* Task *
Copy every line of the records below that holds the word "объектов".

* Task data *

+ + +

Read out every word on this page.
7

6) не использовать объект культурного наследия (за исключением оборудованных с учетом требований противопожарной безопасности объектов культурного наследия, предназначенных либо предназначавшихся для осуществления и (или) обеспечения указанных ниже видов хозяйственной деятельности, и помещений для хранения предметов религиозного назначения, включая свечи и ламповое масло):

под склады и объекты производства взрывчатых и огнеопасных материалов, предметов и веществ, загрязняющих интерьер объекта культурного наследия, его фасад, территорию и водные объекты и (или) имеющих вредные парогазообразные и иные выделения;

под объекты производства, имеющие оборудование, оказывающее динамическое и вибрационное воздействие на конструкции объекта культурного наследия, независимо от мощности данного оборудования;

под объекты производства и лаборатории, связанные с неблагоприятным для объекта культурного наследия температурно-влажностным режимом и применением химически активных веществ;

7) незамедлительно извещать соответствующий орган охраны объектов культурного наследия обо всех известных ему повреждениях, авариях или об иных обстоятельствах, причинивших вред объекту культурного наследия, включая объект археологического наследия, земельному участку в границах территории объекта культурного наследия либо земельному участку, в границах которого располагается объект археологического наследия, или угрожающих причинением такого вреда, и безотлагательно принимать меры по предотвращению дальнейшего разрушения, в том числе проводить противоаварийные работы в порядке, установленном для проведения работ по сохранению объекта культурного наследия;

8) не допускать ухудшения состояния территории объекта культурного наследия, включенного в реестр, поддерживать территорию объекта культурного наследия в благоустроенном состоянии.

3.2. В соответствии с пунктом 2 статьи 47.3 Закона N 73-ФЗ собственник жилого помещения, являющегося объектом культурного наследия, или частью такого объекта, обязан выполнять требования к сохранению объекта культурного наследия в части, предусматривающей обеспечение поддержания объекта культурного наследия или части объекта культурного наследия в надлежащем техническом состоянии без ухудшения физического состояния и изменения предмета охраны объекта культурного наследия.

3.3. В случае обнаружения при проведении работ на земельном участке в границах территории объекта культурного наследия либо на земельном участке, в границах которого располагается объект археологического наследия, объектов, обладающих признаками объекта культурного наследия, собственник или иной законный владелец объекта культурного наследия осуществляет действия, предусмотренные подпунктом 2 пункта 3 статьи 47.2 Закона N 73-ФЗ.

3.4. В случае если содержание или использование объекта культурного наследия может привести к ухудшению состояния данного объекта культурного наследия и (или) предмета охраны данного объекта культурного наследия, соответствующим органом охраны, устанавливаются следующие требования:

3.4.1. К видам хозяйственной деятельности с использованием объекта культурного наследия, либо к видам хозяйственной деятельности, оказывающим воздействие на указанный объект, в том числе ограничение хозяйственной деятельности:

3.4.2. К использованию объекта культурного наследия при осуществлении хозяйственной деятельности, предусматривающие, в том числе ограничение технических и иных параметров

+ + +

* Complete output *
6) не использовать объект культурного наследия (за исключением оборудованных с учетом требований противопожарной безопасности объектов культурного наследия, предназначенных либо предназначавшихся для осуществления и (или) обеспечения указанных ниже видов хозяйственной деятельности, и помещений для хранения предметов религиозного назначения, включая свечи и ламповое масло):
7) незамедлительно извещать соответствующий орган охраны объектов культурного наследия обо всех известных ему повреждениях, авариях или об иных обстоятельствах, причинивших вред объекту культурного наследия, включая объект археологического наследия, земельному участку в границах территории объекта культурного наследия либо земельному участку, в границах которого располагается объект археологического наследия, или угрожающих причинением такого вреда, и безотлагательно принимать меры по предотвращению дальнейшего разрушения, в том числе проводить противоаварийные работы в порядке, установленном для проведения работ по сохранению объекта культурного наследия;
3.3. В случае обнаружения при проведении работ на земельном участке в границах территории объекта культурного наследия либо на земельном участке, в границах которого располагается объект археологического наследия, объектов, обладающих признаками объекта культурного наследия, собственник или иной законный владелец объекта культурного наследия осуществляет действия, предусмотренные подпунктом 2 пункта 3 статьи 47.2 Закона N 73-ФЗ.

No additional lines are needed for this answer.